--- Material ---

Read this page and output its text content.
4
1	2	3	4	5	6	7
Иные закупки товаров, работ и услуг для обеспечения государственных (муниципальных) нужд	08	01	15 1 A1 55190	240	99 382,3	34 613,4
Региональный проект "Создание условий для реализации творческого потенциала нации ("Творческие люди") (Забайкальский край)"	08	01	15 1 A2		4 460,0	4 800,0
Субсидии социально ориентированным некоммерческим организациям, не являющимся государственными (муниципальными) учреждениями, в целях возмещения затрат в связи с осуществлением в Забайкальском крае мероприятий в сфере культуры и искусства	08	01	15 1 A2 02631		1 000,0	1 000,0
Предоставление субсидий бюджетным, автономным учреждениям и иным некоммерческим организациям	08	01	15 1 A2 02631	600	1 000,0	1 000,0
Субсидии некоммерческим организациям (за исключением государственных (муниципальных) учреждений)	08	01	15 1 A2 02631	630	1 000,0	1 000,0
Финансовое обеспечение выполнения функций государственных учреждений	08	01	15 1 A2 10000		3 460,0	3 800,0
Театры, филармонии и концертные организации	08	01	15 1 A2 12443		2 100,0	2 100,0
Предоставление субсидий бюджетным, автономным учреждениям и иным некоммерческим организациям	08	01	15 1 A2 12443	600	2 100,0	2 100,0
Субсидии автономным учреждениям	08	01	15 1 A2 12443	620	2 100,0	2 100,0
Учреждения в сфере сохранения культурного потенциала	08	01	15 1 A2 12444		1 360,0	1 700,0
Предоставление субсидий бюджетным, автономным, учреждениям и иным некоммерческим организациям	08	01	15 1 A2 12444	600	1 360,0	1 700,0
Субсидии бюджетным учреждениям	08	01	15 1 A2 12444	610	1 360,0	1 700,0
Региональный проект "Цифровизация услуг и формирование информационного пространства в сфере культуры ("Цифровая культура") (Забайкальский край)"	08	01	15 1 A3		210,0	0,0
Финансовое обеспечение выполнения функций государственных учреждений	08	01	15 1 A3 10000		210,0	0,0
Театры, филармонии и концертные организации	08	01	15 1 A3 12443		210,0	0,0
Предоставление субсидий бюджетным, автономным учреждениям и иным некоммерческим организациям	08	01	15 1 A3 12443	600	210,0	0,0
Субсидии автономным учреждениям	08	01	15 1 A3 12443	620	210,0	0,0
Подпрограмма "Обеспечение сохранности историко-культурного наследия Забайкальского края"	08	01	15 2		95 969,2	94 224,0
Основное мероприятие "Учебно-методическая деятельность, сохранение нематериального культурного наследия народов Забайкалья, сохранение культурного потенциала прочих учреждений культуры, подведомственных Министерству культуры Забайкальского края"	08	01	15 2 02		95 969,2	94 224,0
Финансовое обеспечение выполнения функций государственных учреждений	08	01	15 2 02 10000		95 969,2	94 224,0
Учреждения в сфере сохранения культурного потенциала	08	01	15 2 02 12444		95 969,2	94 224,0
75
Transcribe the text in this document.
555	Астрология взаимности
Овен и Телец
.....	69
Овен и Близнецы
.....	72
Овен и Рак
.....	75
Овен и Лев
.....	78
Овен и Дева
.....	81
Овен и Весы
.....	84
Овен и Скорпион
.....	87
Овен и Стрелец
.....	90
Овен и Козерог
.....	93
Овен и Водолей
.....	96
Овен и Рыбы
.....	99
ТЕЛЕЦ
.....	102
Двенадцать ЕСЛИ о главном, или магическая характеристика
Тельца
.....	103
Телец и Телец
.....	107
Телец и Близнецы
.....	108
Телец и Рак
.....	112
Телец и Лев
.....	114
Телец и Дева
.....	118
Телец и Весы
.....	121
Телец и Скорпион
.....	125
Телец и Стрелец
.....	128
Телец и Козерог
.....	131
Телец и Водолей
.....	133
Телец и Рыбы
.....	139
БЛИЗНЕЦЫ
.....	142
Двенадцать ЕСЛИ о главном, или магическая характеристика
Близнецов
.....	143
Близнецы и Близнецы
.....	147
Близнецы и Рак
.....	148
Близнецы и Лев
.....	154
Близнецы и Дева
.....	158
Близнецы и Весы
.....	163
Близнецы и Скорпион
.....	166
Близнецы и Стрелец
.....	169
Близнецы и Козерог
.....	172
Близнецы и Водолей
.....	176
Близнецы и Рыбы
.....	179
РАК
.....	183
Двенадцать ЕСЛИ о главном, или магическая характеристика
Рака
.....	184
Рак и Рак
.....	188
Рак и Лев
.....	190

---

Copy out each record exactly as given, omitting none.

Read this page and output its text content.
4
1	2	3	4	5	6	7
Иные закупки товаров, работ и услуг для обеспечения государственных (муниципальных) нужд	08	01	15 1 A1 55190	240	99 382,3	34 613,4
Региональный проект "Создание условий для реализации творческого потенциала нации ("Творческие люди") (Забайкальский край)"	08	01	15 1 A2		4 460,0	4 800,0
Субсидии социально ориентированным некоммерческим организациям, не являющимся государственными (муниципальными) учреждениями, в целях возмещения затрат в связи с осуществлением в Забайкальском крае мероприятий в сфере культуры и искусства	08	01	15 1 A2 02631		1 000,0	1 000,0
Предоставление субсидий бюджетным, автономным учреждениям и иным некоммерческим организациям	08	01	15 1 A2 02631	600	1 000,0	1 000,0
Субсидии некоммерческим организациям (за исключением государственных (муниципальных) учреждений)	08	01	15 1 A2 02631	630	1 000,0	1 000,0
Финансовое обеспечение выполнения функций государственных учреждений	08	01	15 1 A2 10000		3 460,0	3 800,0
Театры, филармонии и концертные организации	08	01	15 1 A2 12443		2 100,0	2 100,0
Предоставление субсидий бюджетным, автономным учреждениям и иным некоммерческим организациям	08	01	15 1 A2 12443	600	2 100,0	2 100,0
Субсидии автономным учреждениям	08	01	15 1 A2 12443	620	2 100,0	2 100,0
Учреждения в сфере сохранения культурного потенциала	08	01	15 1 A2 12444		1 360,0	1 700,0
Предоставление субсидий бюджетным, автономным, учреждениям и иным некоммерческим организациям	08	01	15 1 A2 12444	600	1 360,0	1 700,0
Субсидии бюджетным учреждениям	08	01	15 1 A2 12444	610	1 360,0	1 700,0
Региональный проект "Цифровизация услуг и формирование информационного пространства в сфере культуры ("Цифровая культура") (Забайкальский край)"	08	01	15 1 A3		210,0	0,0
Финансовое обеспечение выполнения функций государственных учреждений	08	01	15 1 A3 10000		210,0	0,0
Театры, филармонии и концертные организации	08	01	15 1 A3 12443		210,0	0,0
Предоставление субсидий бюджетным, автономным учреждениям и иным некоммерческим организациям	08	01	15 1 A3 12443	600	210,0	0,0
Субсидии автономным учреждениям	08	01	15 1 A3 12443	620	210,0	0,0
Подпрограмма "Обеспечение сохранности историко-культурного наследия Забайкальского края"	08	01	15 2		95 969,2	94 224,0
Основное мероприятие "Учебно-методическая деятельность, сохранение нематериального культурного наследия народов Забайкалья, сохранение культурного потенциала прочих учреждений культуры, подведомственных Министерству культуры Забайкальского края"	08	01	15 2 02		95 969,2	94 224,0
Финансовое обеспечение выполнения функций государственных учреждений	08	01	15 2 02 10000		95 969,2	94 224,0
Учреждения в сфере сохранения культурного потенциала	08	01	15 2 02 12444		95 969,2	94 224,0
75
Transcribe the text in this document.
555	Астрология взаимности
Овен и Телец
.....	69
Овен и Близнецы
.....	72
Овен и Рак
.....	75
Овен и Лев
.....	78
Овен и Дева
.....	81
Овен и Весы
.....	84
Овен и Скорпион
.....	87
Овен и Стрелец
.....	90
Овен и Козерог
.....	93
Овен и Водолей
.....	96
Овен и Рыбы
.....	99
ТЕЛЕЦ
.....	102
Двенадцать ЕСЛИ о главном, или магическая характеристика
Тельца
.....	103
Телец и Телец
.....	107
Телец и Близнецы
.....	108
Телец и Рак
.....	112
Телец и Лев
.....	114
Телец и Дева
.....	118
Телец и Весы
.....	121
Телец и Скорпион
.....	125
Телец и Стрелец
.....	128
Телец и Козерог
.....	131
Телец и Водолей
.....	133
Телец и Рыбы
.....	139
БЛИЗНЕЦЫ
.....	142
Двенадцать ЕСЛИ о главном, или магическая характеристика
Близнецов
.....	143
Близнецы и Близнецы
.....	147
Близнецы и Рак
.....	148
Близнецы и Лев
.....	154
Близнецы и Дева
.....	158
Близнецы и Весы
.....	163
Близнецы и Скорпион
.....	166
Близнецы и Стрелец
.....	169
Близнецы и Козерог
.....	172
Близнецы и Водолей
.....	176
Близнецы и Рыбы
.....	179
РАК
.....	183
Двенадцать ЕСЛИ о главном, или магическая характеристика
Рака
.....	184
Рак и Рак
.....	188
Рак и Лев
.....	190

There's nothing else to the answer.